WORK REQUIRED: Find the lines that contain the word "JSON" and copy each one.

EXTRACTED RECORDS:
+---+

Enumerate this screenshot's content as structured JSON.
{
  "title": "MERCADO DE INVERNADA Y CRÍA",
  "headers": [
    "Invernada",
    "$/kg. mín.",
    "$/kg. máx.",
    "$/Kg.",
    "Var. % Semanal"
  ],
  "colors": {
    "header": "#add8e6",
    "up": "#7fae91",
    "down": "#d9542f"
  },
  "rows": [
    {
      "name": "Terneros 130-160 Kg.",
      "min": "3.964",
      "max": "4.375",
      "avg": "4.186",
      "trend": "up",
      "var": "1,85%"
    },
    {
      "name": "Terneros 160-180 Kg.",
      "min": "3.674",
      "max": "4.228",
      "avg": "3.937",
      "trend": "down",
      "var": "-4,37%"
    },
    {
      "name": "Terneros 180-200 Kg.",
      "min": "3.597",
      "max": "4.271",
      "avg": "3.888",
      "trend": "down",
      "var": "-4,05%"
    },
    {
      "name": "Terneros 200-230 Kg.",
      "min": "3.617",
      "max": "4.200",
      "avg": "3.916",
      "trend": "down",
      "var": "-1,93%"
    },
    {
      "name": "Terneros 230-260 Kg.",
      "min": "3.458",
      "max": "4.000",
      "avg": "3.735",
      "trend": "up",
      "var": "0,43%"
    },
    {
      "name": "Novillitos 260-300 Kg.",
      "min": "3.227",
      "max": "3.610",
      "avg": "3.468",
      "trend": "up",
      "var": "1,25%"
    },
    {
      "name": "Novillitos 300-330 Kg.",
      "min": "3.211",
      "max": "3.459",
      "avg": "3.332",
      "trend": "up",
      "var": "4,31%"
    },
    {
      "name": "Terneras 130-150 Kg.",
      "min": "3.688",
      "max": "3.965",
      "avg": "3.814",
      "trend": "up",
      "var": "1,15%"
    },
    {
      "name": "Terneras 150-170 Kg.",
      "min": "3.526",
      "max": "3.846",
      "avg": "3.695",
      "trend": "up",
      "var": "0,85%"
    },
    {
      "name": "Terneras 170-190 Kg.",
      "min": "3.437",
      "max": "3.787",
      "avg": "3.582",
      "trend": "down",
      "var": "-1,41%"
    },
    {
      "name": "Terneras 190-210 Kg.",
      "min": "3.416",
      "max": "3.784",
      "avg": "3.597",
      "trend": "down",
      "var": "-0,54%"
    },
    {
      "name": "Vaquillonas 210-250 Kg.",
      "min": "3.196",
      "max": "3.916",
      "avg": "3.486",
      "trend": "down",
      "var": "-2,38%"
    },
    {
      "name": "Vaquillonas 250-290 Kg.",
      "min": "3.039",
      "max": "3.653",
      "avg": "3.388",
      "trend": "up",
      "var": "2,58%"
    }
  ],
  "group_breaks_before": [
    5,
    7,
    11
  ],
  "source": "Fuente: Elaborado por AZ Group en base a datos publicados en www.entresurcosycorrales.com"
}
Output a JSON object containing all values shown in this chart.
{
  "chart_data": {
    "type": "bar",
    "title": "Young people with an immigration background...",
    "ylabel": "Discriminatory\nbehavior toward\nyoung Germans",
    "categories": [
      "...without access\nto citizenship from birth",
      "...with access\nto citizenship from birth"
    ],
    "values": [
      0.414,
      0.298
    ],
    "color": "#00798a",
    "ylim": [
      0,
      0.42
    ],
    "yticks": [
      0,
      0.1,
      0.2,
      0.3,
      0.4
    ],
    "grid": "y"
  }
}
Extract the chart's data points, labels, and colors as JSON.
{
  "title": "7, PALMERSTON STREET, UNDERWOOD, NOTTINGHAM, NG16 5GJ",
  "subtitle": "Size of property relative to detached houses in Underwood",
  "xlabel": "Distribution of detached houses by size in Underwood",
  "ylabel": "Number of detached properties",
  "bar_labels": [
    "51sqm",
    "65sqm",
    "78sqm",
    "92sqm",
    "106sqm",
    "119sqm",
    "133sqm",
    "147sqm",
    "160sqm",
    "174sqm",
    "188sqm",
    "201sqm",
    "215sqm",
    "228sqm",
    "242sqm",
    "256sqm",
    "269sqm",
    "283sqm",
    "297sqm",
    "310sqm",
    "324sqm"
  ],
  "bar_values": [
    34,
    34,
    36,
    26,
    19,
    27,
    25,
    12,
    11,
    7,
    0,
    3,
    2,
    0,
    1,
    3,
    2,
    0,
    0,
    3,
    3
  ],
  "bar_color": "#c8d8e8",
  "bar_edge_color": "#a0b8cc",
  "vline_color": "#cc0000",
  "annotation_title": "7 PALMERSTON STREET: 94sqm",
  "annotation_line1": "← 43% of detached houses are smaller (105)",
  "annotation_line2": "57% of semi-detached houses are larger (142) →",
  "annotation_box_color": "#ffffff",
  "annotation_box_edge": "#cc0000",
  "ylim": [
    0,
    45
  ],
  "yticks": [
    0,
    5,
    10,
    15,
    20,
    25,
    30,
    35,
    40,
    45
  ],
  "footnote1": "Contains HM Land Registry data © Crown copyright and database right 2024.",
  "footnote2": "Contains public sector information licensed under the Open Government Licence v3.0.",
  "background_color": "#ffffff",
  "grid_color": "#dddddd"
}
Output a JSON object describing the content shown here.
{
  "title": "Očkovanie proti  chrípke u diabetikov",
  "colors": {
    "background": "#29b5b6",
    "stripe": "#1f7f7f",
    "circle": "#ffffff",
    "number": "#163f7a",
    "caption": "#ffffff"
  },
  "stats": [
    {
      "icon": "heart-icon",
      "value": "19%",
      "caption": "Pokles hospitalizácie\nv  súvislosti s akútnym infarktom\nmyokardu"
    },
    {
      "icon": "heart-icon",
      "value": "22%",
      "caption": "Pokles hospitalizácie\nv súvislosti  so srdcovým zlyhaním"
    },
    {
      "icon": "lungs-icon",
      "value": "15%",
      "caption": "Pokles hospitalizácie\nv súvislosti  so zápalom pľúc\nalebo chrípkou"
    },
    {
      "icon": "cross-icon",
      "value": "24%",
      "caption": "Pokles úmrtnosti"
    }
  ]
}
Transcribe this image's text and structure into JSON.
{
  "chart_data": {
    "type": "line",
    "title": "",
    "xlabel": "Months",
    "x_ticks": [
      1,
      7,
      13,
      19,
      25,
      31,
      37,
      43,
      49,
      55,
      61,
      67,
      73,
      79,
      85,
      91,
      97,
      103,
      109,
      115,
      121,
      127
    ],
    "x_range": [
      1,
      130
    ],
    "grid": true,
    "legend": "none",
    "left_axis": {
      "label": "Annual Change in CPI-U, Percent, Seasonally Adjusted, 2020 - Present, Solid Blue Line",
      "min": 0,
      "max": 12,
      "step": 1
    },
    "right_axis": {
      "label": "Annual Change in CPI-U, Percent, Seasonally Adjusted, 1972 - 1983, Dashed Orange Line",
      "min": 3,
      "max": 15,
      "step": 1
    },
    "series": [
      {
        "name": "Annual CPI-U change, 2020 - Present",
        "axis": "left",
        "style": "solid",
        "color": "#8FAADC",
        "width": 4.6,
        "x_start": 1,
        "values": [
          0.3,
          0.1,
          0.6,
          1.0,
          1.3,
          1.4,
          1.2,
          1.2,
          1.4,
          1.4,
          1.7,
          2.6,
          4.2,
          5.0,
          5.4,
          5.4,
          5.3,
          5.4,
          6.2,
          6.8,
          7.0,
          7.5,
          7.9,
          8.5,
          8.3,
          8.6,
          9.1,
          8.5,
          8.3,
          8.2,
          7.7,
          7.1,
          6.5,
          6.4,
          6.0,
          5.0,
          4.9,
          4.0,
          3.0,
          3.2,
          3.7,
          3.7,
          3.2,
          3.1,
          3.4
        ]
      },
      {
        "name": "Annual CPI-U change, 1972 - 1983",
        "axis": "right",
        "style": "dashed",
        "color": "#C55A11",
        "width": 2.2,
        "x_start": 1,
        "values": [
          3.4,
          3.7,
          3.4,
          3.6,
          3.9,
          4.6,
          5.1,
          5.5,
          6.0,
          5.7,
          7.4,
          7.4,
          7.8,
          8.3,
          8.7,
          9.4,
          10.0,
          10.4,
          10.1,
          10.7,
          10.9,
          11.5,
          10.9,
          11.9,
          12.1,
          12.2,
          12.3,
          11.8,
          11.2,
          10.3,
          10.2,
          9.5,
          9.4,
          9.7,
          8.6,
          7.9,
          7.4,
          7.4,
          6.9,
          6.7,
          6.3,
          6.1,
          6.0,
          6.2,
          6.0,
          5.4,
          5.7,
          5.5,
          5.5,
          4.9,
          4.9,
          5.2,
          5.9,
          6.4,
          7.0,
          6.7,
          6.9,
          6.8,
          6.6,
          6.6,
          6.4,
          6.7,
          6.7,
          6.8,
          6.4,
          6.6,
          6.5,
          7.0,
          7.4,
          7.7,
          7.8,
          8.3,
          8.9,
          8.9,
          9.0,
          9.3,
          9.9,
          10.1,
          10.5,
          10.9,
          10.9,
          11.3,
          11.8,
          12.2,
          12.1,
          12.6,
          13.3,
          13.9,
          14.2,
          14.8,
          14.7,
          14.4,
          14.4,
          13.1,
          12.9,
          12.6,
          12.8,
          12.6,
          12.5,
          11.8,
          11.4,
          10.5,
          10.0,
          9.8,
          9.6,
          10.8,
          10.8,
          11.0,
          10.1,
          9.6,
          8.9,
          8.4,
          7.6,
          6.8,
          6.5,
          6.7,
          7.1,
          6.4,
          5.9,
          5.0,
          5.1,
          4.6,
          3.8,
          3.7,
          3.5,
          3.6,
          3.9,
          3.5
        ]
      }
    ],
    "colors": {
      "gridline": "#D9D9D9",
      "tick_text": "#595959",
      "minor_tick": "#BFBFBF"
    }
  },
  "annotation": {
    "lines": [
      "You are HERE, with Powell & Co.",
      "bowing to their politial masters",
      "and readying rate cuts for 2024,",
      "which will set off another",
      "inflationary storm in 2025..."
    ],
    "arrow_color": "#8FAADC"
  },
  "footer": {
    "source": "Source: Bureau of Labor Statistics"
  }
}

+---+

RESULT BELOW:
Enumerate this screenshot's content as structured JSON.
Output a JSON object containing all values shown in this chart.
Extract the chart's data points, labels, and colors as JSON.
Output a JSON object describing the content shown here.
Transcribe this image's text and structure into JSON.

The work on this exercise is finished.